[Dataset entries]
──────────

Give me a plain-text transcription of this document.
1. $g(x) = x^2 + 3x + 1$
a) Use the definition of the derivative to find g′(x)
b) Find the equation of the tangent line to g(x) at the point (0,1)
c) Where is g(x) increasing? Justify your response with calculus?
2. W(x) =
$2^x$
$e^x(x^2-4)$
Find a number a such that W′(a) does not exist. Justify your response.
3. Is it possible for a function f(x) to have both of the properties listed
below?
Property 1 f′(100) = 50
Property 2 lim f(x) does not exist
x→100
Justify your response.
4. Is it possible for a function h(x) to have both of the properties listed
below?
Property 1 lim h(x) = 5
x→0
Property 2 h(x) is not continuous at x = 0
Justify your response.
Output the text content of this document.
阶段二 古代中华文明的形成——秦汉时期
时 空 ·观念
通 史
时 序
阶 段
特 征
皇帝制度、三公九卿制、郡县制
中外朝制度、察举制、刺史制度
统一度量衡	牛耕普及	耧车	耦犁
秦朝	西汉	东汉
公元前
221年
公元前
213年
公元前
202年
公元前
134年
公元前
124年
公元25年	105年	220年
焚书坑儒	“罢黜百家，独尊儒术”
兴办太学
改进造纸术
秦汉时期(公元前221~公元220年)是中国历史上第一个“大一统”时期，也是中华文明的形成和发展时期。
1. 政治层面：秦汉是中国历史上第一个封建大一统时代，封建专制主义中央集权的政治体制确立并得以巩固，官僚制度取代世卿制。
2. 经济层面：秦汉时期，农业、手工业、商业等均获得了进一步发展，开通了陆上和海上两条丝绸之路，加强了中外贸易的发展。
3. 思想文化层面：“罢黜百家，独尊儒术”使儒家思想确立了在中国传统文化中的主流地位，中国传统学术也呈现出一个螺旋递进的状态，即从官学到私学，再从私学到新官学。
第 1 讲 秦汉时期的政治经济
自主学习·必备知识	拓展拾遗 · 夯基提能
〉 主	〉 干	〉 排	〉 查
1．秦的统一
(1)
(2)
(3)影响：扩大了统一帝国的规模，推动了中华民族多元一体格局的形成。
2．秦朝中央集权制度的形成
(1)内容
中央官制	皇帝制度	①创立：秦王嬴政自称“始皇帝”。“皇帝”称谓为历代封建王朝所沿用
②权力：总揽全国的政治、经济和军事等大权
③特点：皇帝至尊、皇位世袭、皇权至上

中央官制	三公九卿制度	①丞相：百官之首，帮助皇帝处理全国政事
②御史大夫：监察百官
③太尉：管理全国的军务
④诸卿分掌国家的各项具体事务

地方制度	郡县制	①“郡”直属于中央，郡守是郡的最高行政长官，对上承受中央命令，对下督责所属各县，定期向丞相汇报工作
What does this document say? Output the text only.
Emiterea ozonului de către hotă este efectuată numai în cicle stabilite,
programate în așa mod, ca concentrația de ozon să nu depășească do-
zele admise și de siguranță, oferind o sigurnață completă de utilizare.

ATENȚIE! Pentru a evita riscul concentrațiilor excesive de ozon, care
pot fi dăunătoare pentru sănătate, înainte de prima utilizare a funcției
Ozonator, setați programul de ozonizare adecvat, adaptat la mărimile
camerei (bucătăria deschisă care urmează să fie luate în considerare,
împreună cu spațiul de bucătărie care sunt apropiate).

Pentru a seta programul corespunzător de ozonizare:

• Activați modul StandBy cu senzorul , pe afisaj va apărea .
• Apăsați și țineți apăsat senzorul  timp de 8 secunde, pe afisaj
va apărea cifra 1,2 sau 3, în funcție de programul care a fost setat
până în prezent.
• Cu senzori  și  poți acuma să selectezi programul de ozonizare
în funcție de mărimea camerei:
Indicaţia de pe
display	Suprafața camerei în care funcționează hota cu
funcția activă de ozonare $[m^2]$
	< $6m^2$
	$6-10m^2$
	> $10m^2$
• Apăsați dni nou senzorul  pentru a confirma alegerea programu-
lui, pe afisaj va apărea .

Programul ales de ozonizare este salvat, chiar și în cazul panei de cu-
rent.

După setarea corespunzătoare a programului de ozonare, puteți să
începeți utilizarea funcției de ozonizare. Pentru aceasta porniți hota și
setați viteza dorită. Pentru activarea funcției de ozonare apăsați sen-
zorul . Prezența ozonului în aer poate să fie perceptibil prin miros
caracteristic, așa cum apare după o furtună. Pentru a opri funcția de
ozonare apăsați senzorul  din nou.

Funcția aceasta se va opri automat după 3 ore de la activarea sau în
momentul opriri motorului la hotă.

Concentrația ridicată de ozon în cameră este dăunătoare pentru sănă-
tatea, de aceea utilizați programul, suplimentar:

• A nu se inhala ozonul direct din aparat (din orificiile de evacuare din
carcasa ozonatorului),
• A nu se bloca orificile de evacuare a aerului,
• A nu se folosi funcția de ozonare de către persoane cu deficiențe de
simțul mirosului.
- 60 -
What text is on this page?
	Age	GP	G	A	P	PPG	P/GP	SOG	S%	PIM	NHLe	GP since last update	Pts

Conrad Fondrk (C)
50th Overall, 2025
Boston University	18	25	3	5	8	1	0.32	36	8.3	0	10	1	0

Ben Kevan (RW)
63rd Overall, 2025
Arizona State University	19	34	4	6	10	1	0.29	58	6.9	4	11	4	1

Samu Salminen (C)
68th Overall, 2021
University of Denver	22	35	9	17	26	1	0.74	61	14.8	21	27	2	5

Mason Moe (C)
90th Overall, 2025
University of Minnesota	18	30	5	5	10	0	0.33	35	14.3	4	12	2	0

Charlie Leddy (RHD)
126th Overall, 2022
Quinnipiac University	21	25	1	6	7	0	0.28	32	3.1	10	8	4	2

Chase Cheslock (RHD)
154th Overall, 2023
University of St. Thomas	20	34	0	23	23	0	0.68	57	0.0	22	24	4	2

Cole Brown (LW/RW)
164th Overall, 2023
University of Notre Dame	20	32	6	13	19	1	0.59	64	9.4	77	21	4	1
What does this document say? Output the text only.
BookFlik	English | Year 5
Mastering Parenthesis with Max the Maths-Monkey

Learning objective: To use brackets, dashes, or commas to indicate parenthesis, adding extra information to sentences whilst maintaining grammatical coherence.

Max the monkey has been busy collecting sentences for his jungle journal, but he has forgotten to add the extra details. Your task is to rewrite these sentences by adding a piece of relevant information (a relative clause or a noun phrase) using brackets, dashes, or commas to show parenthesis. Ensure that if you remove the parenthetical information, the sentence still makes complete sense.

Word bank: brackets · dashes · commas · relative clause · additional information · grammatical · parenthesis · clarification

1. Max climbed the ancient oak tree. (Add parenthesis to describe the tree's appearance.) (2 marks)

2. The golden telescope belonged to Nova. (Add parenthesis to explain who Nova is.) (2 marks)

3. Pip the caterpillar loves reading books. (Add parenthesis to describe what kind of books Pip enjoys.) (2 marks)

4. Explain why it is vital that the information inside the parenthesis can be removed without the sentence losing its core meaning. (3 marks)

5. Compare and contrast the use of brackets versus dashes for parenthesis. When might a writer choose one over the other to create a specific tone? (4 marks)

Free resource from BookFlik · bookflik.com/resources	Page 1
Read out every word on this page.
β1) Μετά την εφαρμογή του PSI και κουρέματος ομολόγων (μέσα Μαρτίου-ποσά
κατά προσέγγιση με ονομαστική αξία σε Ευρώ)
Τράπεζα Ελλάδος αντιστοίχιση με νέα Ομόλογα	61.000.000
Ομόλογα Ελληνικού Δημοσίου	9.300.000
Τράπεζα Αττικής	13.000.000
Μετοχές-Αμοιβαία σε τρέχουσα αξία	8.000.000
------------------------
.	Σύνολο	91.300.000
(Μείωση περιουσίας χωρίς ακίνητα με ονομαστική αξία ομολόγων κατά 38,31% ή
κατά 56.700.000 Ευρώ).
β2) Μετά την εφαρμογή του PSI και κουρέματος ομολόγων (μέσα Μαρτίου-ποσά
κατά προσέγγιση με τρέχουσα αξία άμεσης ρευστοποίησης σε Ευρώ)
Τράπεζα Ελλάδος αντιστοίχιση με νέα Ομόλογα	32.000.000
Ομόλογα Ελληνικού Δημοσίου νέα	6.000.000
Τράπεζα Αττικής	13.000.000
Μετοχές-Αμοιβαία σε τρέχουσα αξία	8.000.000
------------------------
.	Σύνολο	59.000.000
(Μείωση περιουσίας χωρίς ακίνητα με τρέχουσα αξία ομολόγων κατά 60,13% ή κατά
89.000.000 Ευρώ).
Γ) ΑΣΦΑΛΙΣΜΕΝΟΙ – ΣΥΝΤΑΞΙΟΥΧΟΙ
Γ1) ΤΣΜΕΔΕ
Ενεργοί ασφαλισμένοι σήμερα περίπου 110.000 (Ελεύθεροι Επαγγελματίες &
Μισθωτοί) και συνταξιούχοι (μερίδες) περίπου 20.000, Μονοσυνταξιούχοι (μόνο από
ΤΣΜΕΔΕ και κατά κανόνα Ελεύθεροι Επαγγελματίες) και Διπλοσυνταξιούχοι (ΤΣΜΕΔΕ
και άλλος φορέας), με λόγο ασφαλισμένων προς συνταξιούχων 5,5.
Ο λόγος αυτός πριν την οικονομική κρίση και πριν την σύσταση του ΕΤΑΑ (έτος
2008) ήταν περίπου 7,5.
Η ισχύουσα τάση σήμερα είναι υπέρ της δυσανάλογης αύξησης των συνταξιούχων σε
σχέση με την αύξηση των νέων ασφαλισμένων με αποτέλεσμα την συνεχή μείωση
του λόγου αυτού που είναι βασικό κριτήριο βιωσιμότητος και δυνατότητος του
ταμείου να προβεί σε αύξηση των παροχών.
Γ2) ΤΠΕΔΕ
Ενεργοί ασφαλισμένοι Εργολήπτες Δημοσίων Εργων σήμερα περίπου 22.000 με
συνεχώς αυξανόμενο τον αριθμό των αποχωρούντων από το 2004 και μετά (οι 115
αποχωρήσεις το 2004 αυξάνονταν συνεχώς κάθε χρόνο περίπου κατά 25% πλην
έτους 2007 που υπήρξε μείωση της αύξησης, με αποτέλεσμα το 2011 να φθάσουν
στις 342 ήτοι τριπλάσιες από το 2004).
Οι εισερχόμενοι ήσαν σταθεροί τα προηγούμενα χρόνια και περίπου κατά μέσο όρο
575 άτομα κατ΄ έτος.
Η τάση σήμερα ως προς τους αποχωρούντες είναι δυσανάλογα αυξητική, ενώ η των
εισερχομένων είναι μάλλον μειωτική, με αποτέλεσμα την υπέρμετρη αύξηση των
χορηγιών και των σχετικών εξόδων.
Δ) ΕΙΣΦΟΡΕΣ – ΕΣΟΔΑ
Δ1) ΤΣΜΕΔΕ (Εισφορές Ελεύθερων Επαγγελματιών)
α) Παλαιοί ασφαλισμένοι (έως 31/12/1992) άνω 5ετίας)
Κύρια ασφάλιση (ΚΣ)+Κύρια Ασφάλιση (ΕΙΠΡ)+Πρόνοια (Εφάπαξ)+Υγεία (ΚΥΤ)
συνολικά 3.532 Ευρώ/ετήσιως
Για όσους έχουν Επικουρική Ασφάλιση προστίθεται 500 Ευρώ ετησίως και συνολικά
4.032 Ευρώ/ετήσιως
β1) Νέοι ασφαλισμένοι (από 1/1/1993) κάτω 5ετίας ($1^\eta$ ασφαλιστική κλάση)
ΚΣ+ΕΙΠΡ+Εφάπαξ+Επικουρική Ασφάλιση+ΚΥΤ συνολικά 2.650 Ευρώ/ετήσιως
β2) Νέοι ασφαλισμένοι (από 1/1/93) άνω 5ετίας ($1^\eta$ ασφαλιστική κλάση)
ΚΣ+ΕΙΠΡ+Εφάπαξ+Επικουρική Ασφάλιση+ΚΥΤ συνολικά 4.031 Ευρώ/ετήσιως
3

──────────

== Exercise task ==
Tally the lines of the records holding the word "ασφαλισμένων", then state only the tally.

== Exercise output ==
2